[Start of DATA SUPPLIED]
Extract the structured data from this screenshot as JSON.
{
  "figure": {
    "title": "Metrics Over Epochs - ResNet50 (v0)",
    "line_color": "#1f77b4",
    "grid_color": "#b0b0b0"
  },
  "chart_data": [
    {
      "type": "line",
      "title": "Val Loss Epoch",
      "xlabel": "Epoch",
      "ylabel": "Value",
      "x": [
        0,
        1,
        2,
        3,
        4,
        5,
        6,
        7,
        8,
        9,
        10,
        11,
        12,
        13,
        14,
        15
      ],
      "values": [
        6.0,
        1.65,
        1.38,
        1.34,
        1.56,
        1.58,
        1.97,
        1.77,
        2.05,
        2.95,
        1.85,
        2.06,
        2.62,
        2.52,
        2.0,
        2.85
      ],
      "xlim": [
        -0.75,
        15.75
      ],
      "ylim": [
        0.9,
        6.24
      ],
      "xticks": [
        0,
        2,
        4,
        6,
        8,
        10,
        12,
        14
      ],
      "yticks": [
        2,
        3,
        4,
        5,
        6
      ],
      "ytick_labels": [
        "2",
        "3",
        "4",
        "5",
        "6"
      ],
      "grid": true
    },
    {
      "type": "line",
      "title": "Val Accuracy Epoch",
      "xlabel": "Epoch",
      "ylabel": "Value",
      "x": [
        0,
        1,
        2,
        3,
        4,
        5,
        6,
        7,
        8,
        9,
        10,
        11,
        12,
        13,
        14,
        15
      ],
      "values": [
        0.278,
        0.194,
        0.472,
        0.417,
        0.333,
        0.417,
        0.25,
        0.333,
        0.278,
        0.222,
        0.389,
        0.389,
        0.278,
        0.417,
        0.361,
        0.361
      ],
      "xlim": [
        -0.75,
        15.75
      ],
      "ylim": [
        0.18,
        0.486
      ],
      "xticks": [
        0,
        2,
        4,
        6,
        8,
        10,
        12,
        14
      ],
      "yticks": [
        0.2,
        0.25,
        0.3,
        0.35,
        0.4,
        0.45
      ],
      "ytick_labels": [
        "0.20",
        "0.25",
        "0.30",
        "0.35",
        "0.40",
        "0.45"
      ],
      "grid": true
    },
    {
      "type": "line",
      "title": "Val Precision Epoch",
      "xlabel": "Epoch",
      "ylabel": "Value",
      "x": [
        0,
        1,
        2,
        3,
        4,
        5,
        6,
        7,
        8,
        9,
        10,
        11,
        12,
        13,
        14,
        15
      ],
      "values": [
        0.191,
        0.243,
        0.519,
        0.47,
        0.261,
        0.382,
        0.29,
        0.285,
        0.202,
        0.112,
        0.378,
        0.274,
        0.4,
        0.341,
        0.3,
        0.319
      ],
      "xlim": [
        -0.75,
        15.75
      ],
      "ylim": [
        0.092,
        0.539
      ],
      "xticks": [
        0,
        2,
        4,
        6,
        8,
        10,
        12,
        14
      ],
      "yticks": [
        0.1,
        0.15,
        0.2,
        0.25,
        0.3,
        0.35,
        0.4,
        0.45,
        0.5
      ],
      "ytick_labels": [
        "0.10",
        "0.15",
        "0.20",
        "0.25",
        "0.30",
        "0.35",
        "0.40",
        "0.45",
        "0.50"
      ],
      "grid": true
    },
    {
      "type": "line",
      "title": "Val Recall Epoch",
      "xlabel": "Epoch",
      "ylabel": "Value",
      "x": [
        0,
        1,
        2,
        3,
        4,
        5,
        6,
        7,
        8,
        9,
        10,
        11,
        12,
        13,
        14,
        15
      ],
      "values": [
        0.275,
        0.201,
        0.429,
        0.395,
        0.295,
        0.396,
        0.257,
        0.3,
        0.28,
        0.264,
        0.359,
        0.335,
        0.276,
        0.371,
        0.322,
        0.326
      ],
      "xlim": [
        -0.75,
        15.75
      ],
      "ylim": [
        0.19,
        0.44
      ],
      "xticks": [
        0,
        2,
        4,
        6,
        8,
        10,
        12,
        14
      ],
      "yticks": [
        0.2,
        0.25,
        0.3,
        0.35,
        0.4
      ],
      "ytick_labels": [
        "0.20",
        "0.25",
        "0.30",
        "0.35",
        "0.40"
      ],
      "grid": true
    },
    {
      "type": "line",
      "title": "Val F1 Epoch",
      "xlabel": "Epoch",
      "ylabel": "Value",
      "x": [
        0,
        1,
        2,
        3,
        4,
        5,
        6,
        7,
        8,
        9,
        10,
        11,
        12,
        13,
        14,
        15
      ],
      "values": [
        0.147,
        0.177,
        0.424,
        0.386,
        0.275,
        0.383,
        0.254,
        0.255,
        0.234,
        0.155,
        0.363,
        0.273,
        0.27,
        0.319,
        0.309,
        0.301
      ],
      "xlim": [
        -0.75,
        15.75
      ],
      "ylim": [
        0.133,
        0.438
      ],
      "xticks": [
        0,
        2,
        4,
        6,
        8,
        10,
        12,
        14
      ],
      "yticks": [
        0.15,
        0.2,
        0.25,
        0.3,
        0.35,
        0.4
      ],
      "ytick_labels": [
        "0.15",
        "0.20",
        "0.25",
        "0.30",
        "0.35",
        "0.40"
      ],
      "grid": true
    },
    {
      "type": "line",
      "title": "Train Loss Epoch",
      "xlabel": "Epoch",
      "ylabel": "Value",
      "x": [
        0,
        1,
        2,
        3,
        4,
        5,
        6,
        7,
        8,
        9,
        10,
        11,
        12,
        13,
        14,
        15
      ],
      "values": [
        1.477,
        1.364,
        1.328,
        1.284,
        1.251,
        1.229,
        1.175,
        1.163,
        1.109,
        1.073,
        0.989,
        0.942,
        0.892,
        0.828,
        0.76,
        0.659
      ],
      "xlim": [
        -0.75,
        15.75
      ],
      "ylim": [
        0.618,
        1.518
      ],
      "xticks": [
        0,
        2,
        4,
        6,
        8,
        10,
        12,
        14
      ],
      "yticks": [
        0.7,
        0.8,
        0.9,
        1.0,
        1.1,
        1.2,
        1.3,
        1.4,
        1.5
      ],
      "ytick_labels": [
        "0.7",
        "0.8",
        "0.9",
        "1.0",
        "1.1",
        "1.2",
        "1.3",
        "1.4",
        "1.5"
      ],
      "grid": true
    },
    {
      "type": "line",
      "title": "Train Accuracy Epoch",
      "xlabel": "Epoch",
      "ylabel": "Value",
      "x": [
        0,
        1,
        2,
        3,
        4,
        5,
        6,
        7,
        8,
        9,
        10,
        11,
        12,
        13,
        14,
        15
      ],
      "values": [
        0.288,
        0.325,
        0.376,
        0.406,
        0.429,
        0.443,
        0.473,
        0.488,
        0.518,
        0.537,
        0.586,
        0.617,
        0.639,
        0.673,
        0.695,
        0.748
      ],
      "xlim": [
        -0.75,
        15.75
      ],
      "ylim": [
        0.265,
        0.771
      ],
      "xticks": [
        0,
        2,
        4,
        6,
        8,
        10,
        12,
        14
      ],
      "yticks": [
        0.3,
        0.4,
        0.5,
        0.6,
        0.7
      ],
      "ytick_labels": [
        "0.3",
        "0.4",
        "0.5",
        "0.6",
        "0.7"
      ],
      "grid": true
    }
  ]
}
[End of DATA SUPPLIED]
[Start of DATA SUPPLIED]
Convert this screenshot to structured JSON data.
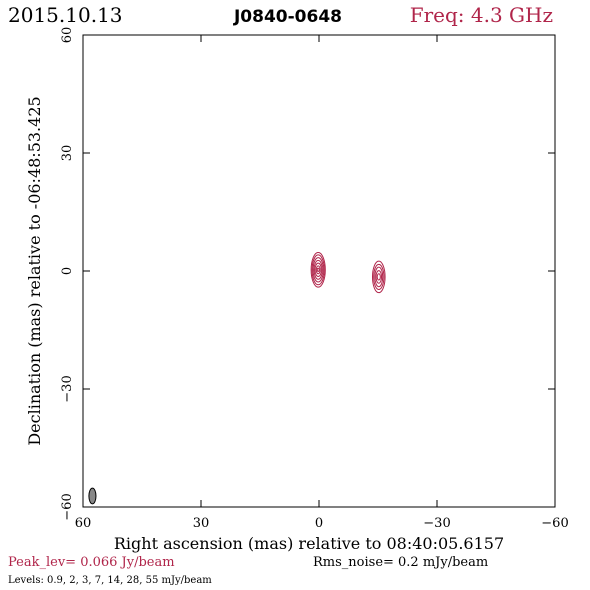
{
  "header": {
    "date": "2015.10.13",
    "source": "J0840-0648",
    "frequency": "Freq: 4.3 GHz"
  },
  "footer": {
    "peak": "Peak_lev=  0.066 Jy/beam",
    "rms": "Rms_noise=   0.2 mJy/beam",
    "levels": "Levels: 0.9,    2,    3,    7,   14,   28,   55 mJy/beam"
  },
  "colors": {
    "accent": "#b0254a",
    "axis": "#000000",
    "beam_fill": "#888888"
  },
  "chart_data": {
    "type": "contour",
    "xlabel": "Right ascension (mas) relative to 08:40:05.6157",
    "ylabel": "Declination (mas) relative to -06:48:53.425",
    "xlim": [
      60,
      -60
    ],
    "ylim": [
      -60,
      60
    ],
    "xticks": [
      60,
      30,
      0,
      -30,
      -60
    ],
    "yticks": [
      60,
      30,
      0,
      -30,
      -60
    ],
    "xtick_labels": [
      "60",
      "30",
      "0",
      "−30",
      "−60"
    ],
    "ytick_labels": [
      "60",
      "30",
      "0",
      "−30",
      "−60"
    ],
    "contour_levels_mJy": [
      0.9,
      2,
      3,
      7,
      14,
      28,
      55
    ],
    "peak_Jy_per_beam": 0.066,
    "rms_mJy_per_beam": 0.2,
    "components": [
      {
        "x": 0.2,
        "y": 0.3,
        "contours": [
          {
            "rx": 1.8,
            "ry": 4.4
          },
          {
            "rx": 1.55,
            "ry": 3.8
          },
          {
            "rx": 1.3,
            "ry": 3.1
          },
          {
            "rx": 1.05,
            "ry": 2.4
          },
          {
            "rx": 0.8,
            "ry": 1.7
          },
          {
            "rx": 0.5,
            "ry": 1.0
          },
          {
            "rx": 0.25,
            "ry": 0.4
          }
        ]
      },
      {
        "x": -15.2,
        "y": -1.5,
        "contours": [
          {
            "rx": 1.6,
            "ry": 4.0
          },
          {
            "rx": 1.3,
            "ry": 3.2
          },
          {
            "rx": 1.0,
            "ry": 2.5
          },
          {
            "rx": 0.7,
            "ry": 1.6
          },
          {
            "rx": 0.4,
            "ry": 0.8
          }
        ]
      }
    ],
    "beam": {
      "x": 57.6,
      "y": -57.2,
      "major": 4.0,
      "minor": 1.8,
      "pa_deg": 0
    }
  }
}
[End of DATA SUPPLIED]
__TASK DESCRIPTION__. Copy out all lines from the material above that contain the string "structured".

__TASK ANSWER__.
Extract the structured data from this screenshot as JSON.
Convert this screenshot to structured JSON data.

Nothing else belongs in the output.